-- Start of LISTING --

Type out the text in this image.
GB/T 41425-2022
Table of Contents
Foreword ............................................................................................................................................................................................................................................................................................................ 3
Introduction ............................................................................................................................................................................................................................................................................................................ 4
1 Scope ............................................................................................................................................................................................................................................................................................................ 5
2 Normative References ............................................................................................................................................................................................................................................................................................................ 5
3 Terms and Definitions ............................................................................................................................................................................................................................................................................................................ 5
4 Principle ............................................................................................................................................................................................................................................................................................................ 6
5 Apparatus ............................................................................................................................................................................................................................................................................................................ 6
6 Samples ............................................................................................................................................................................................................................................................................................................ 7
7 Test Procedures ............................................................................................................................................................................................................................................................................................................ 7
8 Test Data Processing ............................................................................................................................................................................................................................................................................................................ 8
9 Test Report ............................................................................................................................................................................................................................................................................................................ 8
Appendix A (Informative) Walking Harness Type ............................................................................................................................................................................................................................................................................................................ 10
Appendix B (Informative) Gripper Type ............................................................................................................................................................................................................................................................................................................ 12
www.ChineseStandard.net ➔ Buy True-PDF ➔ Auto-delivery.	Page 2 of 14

-- End of LISTING --

WHAT YOU SHOULD DO => All of the entries must be quoted exactly; please include each one.

ANSWER TO THE PROBLEM =>
Type out the text in this image.
GB/T 41425-2022
Table of Contents
Foreword ............................................................................................................................................................................................................................................................................................................ 3
Introduction ............................................................................................................................................................................................................................................................................................................ 4
1 Scope ............................................................................................................................................................................................................................................................................................................ 5
2 Normative References ............................................................................................................................................................................................................................................................................................................ 5
3 Terms and Definitions ............................................................................................................................................................................................................................................................................................................ 5
4 Principle ............................................................................................................................................................................................................................................................................................................ 6
5 Apparatus ............................................................................................................................................................................................................................................................................................................ 6
6 Samples ............................................................................................................................................................................................................................................................................................................ 7
7 Test Procedures ............................................................................................................................................................................................................................................................................................................ 7
8 Test Data Processing ............................................................................................................................................................................................................................................................................................................ 8
9 Test Report ............................................................................................................................................................................................................................................................................................................ 8
Appendix A (Informative) Walking Harness Type ............................................................................................................................................................................................................................................................................................................ 10
Appendix B (Informative) Gripper Type ............................................................................................................................................................................................................................................................................................................ 12
www.ChineseStandard.net ➔ Buy True-PDF ➔ Auto-delivery.	Page 2 of 14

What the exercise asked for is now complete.